PROBLEM DETAILS
Can you transcribe the data exactly? Leave the pictures out.

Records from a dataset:
▬▬▬

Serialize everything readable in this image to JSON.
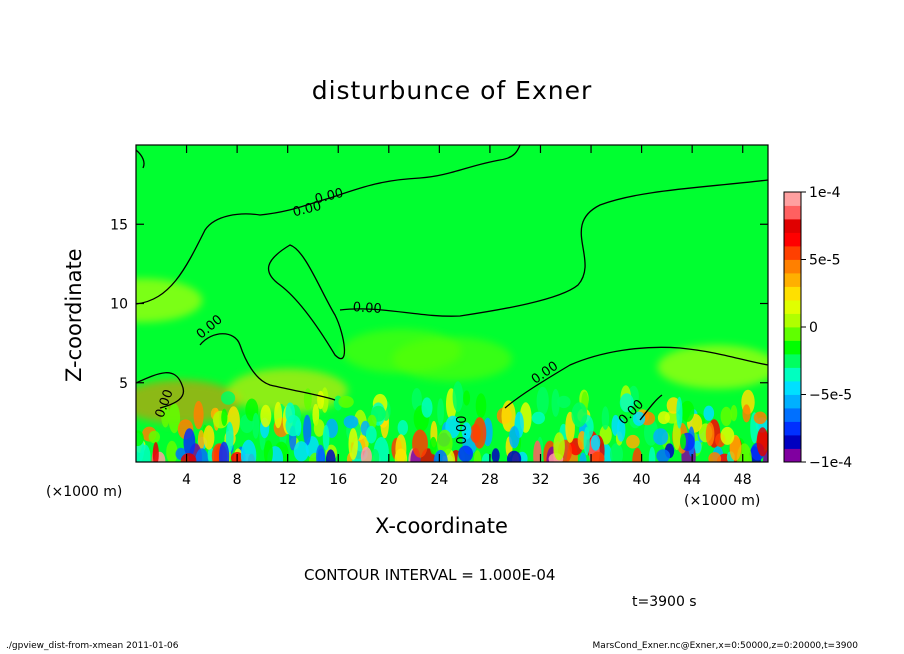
{
  "title": "disturbunce of Exner",
  "footer": {
    "left": "./gpview_dist-from-xmean  2011-01-06",
    "right": "MarsCond_Exner.nc@Exner,x=0:50000,z=0:20000,t=3900"
  },
  "annotations": {
    "contour_interval": "CONTOUR INTERVAL = 1.000E-04",
    "time": "t=3900 s",
    "x_unit_left": "(×1000 m)",
    "x_unit_right": "(×1000 m)"
  },
  "chart_data": {
    "type": "heatmap",
    "title": "disturbunce of Exner",
    "xlabel": "X-coordinate",
    "ylabel": "Z-coordinate",
    "x_unit": "×1000 m",
    "xlim": [
      0,
      50
    ],
    "ylim": [
      0,
      20
    ],
    "x_ticks": [
      4,
      8,
      12,
      16,
      20,
      24,
      28,
      32,
      36,
      40,
      44,
      48
    ],
    "y_ticks": [
      5,
      10,
      15
    ],
    "colorbar": {
      "range": [
        -0.0001,
        0.0001
      ],
      "ticks": [
        {
          "value": 0.0001,
          "label": "1e-4"
        },
        {
          "value": 5e-05,
          "label": "5e-5"
        },
        {
          "value": 0,
          "label": "0"
        },
        {
          "value": -5e-05,
          "label": "−5e-5"
        },
        {
          "value": -0.0001,
          "label": "−1e-4"
        }
      ],
      "colors": [
        "#8000a0",
        "#0000c0",
        "#0030ff",
        "#0070ff",
        "#00b0ff",
        "#00e0ff",
        "#00ffc0",
        "#00ff60",
        "#00ff00",
        "#60ff00",
        "#b0ff00",
        "#e0ff00",
        "#ffe000",
        "#ffb000",
        "#ff8000",
        "#ff4000",
        "#ff0000",
        "#e00000",
        "#ff6060",
        "#ffa0a0"
      ]
    },
    "contour_labels": [
      "0.00",
      "0.00",
      "0.00",
      "0.00",
      "0.00",
      "0.00",
      "0.00",
      "0.00"
    ],
    "base_color": "#00ff30",
    "upper_field": [
      {
        "x": 0.5,
        "z": 10.2,
        "value": 1e-05
      },
      {
        "x": 3.5,
        "z": 3.8,
        "value": 4e-05
      },
      {
        "x": 12,
        "z": 4.5,
        "value": 2e-05
      },
      {
        "x": 21,
        "z": 7,
        "value": -5e-06
      },
      {
        "x": 25,
        "z": 6.5,
        "value": -1e-05
      },
      {
        "x": 46,
        "z": 6,
        "value": 1e-05
      }
    ],
    "turbulent_layer_top_z": 4.2
  }
}
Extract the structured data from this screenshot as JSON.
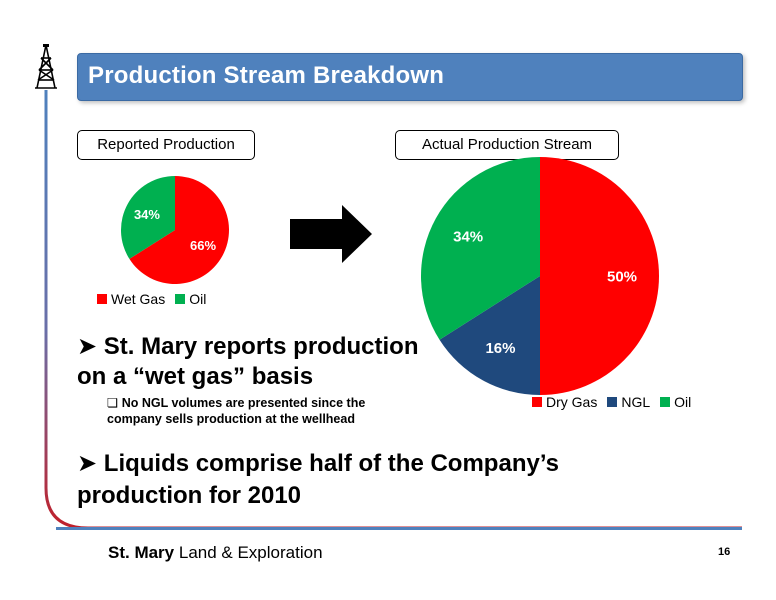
{
  "header": {
    "title": "Production Stream Breakdown"
  },
  "labels": {
    "reported": "Reported Production",
    "actual": "Actual Production Stream"
  },
  "colors": {
    "title_bg": "#4f81bd",
    "red": "#ff0000",
    "green": "#00b050",
    "navy": "#1f497d"
  },
  "chart_data": [
    {
      "type": "pie",
      "title": "Reported Production",
      "categories": [
        "Wet Gas",
        "Oil"
      ],
      "values": [
        66,
        34
      ],
      "value_labels": [
        "66%",
        "34%"
      ],
      "colors": [
        "#ff0000",
        "#00b050"
      ],
      "legend": "bottom"
    },
    {
      "type": "pie",
      "title": "Actual Production Stream",
      "categories": [
        "Dry Gas",
        "NGL",
        "Oil"
      ],
      "values": [
        50,
        16,
        34
      ],
      "value_labels": [
        "50%",
        "16%",
        "34%"
      ],
      "colors": [
        "#ff0000",
        "#1f497d",
        "#00b050"
      ],
      "legend": "bottom"
    }
  ],
  "bullets": {
    "b1_line1": "St.  Mary reports production",
    "b1_line2": "on a “wet gas” basis",
    "sub_line1": "No NGL volumes are presented since the",
    "sub_line2": "company sells production at the wellhead",
    "b2_line1": "Liquids comprise half of the Company’s",
    "b2_line2": "production for 2010"
  },
  "footer": {
    "logo_bold": "St. Mary",
    "logo_rest": " Land & Exploration",
    "page_number": "16"
  }
}
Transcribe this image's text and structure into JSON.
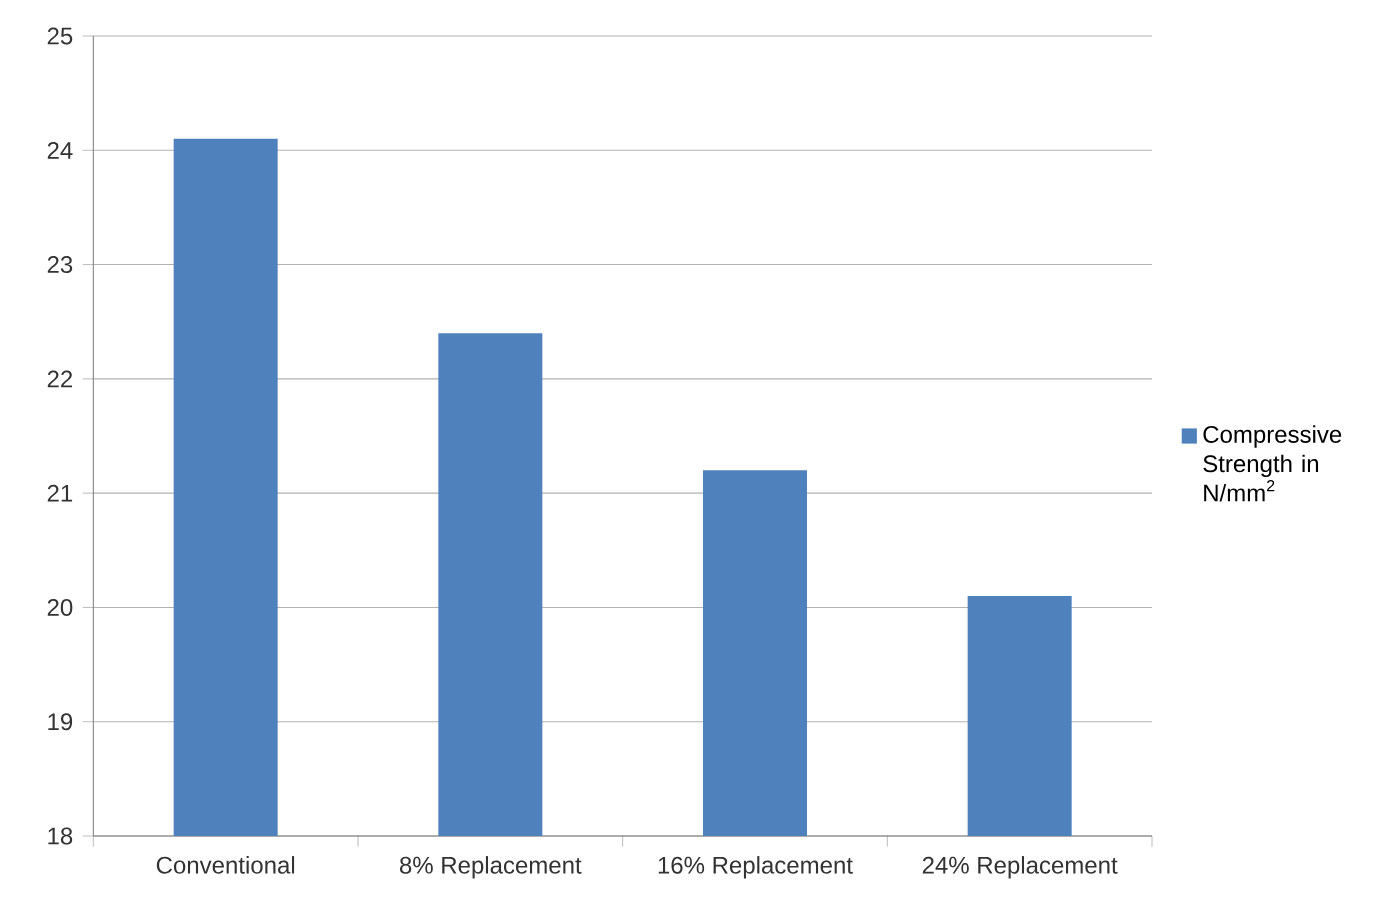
{
  "chart_data": {
    "type": "bar",
    "categories": [
      "Conventional",
      "8% Replacement",
      "16% Replacement",
      "24% Replacement"
    ],
    "series": [
      {
        "name": "Compressive Strength in N/mm$^{2}$",
        "color": "#4f81bd",
        "values": [
          24.1,
          22.4,
          21.2,
          20.1
        ]
      }
    ],
    "ylim": [
      18,
      25
    ],
    "yticks": [
      18,
      19,
      20,
      21,
      22,
      23,
      24,
      25
    ],
    "grid": "y",
    "legend": "right"
  }
}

▬▬▬

COMPLETE RESPONSE
Serialize everything readable in this image to JSON.
{
  "title": "disturbunce of Exner",
  "footer": {
    "left": "./gpview_dist-from-xmean  2011-01-06",
    "right": "MarsCond_Exner.nc@Exner,x=0:50000,z=0:20000,t=3900"
  },
  "annotations": {
    "contour_interval": "CONTOUR INTERVAL = 1.000E-04",
    "time": "t=3900 s",
    "x_unit_left": "(×1000 m)",
    "x_unit_right": "(×1000 m)"
  },
  "chart_data": {
    "type": "heatmap",
    "title": "disturbunce of Exner",
    "xlabel": "X-coordinate",
    "ylabel": "Z-coordinate",
    "x_unit": "×1000 m",
    "xlim": [
      0,
      50
    ],
    "ylim": [
      0,
      20
    ],
    "x_ticks": [
      4,
      8,
      12,
      16,
      20,
      24,
      28,
      32,
      36,
      40,
      44,
      48
    ],
    "y_ticks": [
      5,
      10,
      15
    ],
    "colorbar": {
      "range": [
        -0.0001,
        0.0001
      ],
      "ticks": [
        {
          "value": 0.0001,
          "label": "1e-4"
        },
        {
          "value": 5e-05,
          "label": "5e-5"
        },
        {
          "value": 0,
          "label": "0"
        },
        {
          "value": -5e-05,
          "label": "−5e-5"
        },
        {
          "value": -0.0001,
          "label": "−1e-4"
        }
      ],
      "colors": [
        "#8000a0",
        "#0000c0",
        "#0030ff",
        "#0070ff",
        "#00b0ff",
        "#00e0ff",
        "#00ffc0",
        "#00ff60",
        "#00ff00",
        "#60ff00",
        "#b0ff00",
        "#e0ff00",
        "#ffe000",
        "#ffb000",
        "#ff8000",
        "#ff4000",
        "#ff0000",
        "#e00000",
        "#ff6060",
        "#ffa0a0"
      ]
    },
    "contour_labels": [
      "0.00",
      "0.00",
      "0.00",
      "0.00",
      "0.00",
      "0.00",
      "0.00",
      "0.00"
    ],
    "base_color": "#00ff30",
    "upper_field": [
      {
        "x": 0.5,
        "z": 10.2,
        "value": 1e-05
      },
      {
        "x": 3.5,
        "z": 3.8,
        "value": 4e-05
      },
      {
        "x": 12,
        "z": 4.5,
        "value": 2e-05
      },
      {
        "x": 21,
        "z": 7,
        "value": -5e-06
      },
      {
        "x": 25,
        "z": 6.5,
        "value": -1e-05
      },
      {
        "x": 46,
        "z": 6,
        "value": 1e-05
      }
    ],
    "turbulent_layer_top_z": 4.2
  }
}
Extract the structured data from this screenshot as JSON.
{
  "header": {
    "title": "Production Stream Breakdown"
  },
  "labels": {
    "reported": "Reported Production",
    "actual": "Actual Production Stream"
  },
  "colors": {
    "title_bg": "#4f81bd",
    "red": "#ff0000",
    "green": "#00b050",
    "navy": "#1f497d"
  },
  "chart_data": [
    {
      "type": "pie",
      "title": "Reported Production",
      "categories": [
        "Wet Gas",
        "Oil"
      ],
      "values": [
        66,
        34
      ],
      "value_labels": [
        "66%",
        "34%"
      ],
      "colors": [
        "#ff0000",
        "#00b050"
      ],
      "legend": "bottom"
    },
    {
      "type": "pie",
      "title": "Actual Production Stream",
      "categories": [
        "Dry Gas",
        "NGL",
        "Oil"
      ],
      "values": [
        50,
        16,
        34
      ],
      "value_labels": [
        "50%",
        "16%",
        "34%"
      ],
      "colors": [
        "#ff0000",
        "#1f497d",
        "#00b050"
      ],
      "legend": "bottom"
    }
  ],
  "bullets": {
    "b1_line1": "St.  Mary reports production",
    "b1_line2": "on a “wet gas” basis",
    "sub_line1": "No NGL volumes are presented since the",
    "sub_line2": "company sells production at the wellhead",
    "b2_line1": "Liquids comprise half of the Company’s",
    "b2_line2": "production for 2010"
  },
  "footer": {
    "logo_bold": "St. Mary",
    "logo_rest": " Land & Exploration",
    "page_number": "16"
  }
}
Transcribe this image's text and structure into JSON.
{
  "chart_data": {
    "type": "bar",
    "categories": [
      "Conventional",
      "8% Replacement",
      "16% Replacement",
      "24% Replacement"
    ],
    "series": [
      {
        "name": "Compressive Strength in N/mm$^{2}$",
        "color": "#4f81bd",
        "values": [
          24.1,
          22.4,
          21.2,
          20.1
        ]
      }
    ],
    "ylim": [
      18,
      25
    ],
    "yticks": [
      18,
      19,
      20,
      21,
      22,
      23,
      24,
      25
    ],
    "grid": "y",
    "legend": "right"
  }
}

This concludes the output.